Records that describe figures:
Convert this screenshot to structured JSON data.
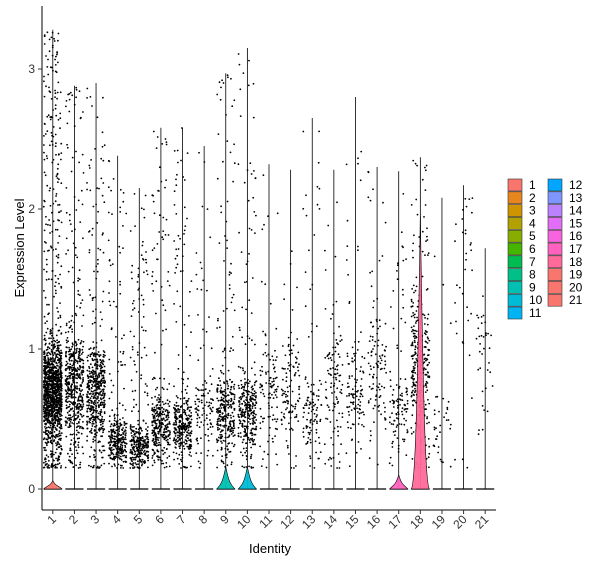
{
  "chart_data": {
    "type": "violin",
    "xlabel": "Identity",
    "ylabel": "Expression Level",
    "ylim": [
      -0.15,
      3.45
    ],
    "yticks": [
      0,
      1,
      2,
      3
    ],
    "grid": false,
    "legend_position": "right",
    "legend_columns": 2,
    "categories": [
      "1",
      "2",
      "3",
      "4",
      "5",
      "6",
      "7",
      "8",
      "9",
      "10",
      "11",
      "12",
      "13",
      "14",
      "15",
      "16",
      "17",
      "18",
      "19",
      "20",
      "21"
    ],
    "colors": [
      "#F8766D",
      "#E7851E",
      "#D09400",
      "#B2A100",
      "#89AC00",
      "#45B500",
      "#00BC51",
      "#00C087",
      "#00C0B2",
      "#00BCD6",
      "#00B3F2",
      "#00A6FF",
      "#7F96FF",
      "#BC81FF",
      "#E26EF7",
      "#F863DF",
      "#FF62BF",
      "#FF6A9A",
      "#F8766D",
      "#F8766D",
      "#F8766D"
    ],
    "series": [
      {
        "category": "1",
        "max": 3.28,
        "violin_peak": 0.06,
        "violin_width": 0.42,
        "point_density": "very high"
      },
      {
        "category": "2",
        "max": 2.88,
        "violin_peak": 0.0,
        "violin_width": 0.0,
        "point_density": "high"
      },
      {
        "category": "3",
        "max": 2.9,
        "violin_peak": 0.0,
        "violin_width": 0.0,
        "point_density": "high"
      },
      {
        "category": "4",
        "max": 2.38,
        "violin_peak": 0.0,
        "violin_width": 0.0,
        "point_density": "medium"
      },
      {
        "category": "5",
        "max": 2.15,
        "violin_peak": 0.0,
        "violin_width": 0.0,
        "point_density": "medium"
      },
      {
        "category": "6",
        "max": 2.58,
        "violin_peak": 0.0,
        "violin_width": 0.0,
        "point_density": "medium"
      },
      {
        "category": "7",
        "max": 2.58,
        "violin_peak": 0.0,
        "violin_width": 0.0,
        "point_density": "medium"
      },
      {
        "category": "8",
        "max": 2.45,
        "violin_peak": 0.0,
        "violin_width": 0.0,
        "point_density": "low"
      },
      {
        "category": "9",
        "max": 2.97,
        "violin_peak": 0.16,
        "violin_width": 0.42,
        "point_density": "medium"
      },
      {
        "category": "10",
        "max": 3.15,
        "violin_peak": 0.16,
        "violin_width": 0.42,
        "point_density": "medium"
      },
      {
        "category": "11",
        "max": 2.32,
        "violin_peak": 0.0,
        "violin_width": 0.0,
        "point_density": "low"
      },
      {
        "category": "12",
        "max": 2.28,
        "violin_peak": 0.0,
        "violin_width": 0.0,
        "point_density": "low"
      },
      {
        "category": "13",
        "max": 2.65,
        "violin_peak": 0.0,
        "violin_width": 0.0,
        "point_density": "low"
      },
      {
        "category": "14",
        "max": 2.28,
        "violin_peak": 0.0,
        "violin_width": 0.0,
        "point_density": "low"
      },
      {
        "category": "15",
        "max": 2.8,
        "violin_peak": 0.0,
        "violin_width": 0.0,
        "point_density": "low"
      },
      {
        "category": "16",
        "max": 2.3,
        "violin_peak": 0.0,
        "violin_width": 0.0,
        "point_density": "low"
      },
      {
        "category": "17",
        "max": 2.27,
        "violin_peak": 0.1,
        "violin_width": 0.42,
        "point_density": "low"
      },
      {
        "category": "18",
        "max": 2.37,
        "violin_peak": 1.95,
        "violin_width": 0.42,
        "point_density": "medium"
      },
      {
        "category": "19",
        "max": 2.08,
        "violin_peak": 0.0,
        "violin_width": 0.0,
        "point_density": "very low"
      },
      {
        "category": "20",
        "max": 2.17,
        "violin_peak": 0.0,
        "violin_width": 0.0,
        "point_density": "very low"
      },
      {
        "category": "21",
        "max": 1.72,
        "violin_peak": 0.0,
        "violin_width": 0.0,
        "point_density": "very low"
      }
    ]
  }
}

Exercise description> Return each line of the data, keeping its wording exact and omitting pictures.

Solution to the problem>
Convert this screenshot to structured JSON data.
{
  "chart_data": {
    "type": "violin",
    "xlabel": "Identity",
    "ylabel": "Expression Level",
    "ylim": [
      -0.15,
      3.45
    ],
    "yticks": [
      0,
      1,
      2,
      3
    ],
    "grid": false,
    "legend_position": "right",
    "legend_columns": 2,
    "categories": [
      "1",
      "2",
      "3",
      "4",
      "5",
      "6",
      "7",
      "8",
      "9",
      "10",
      "11",
      "12",
      "13",
      "14",
      "15",
      "16",
      "17",
      "18",
      "19",
      "20",
      "21"
    ],
    "colors": [
      "#F8766D",
      "#E7851E",
      "#D09400",
      "#B2A100",
      "#89AC00",
      "#45B500",
      "#00BC51",
      "#00C087",
      "#00C0B2",
      "#00BCD6",
      "#00B3F2",
      "#00A6FF",
      "#7F96FF",
      "#BC81FF",
      "#E26EF7",
      "#F863DF",
      "#FF62BF",
      "#FF6A9A",
      "#F8766D",
      "#F8766D",
      "#F8766D"
    ],
    "series": [
      {
        "category": "1",
        "max": 3.28,
        "violin_peak": 0.06,
        "violin_width": 0.42,
        "point_density": "very high"
      },
      {
        "category": "2",
        "max": 2.88,
        "violin_peak": 0.0,
        "violin_width": 0.0,
        "point_density": "high"
      },
      {
        "category": "3",
        "max": 2.9,
        "violin_peak": 0.0,
        "violin_width": 0.0,
        "point_density": "high"
      },
      {
        "category": "4",
        "max": 2.38,
        "violin_peak": 0.0,
        "violin_width": 0.0,
        "point_density": "medium"
      },
      {
        "category": "5",
        "max": 2.15,
        "violin_peak": 0.0,
        "violin_width": 0.0,
        "point_density": "medium"
      },
      {
        "category": "6",
        "max": 2.58,
        "violin_peak": 0.0,
        "violin_width": 0.0,
        "point_density": "medium"
      },
      {
        "category": "7",
        "max": 2.58,
        "violin_peak": 0.0,
        "violin_width": 0.0,
        "point_density": "medium"
      },
      {
        "category": "8",
        "max": 2.45,
        "violin_peak": 0.0,
        "violin_width": 0.0,
        "point_density": "low"
      },
      {
        "category": "9",
        "max": 2.97,
        "violin_peak": 0.16,
        "violin_width": 0.42,
        "point_density": "medium"
      },
      {
        "category": "10",
        "max": 3.15,
        "violin_peak": 0.16,
        "violin_width": 0.42,
        "point_density": "medium"
      },
      {
        "category": "11",
        "max": 2.32,
        "violin_peak": 0.0,
        "violin_width": 0.0,
        "point_density": "low"
      },
      {
        "category": "12",
        "max": 2.28,
        "violin_peak": 0.0,
        "violin_width": 0.0,
        "point_density": "low"
      },
      {
        "category": "13",
        "max": 2.65,
        "violin_peak": 0.0,
        "violin_width": 0.0,
        "point_density": "low"
      },
      {
        "category": "14",
        "max": 2.28,
        "violin_peak": 0.0,
        "violin_width": 0.0,
        "point_density": "low"
      },
      {
        "category": "15",
        "max": 2.8,
        "violin_peak": 0.0,
        "violin_width": 0.0,
        "point_density": "low"
      },
      {
        "category": "16",
        "max": 2.3,
        "violin_peak": 0.0,
        "violin_width": 0.0,
        "point_density": "low"
      },
      {
        "category": "17",
        "max": 2.27,
        "violin_peak": 0.1,
        "violin_width": 0.42,
        "point_density": "low"
      },
      {
        "category": "18",
        "max": 2.37,
        "violin_peak": 1.95,
        "violin_width": 0.42,
        "point_density": "medium"
      },
      {
        "category": "19",
        "max": 2.08,
        "violin_peak": 0.0,
        "violin_width": 0.0,
        "point_density": "very low"
      },
      {
        "category": "20",
        "max": 2.17,
        "violin_peak": 0.0,
        "violin_width": 0.0,
        "point_density": "very low"
      },
      {
        "category": "21",
        "max": 1.72,
        "violin_peak": 0.0,
        "violin_width": 0.0,
        "point_density": "very low"
      }
    ]
  }
}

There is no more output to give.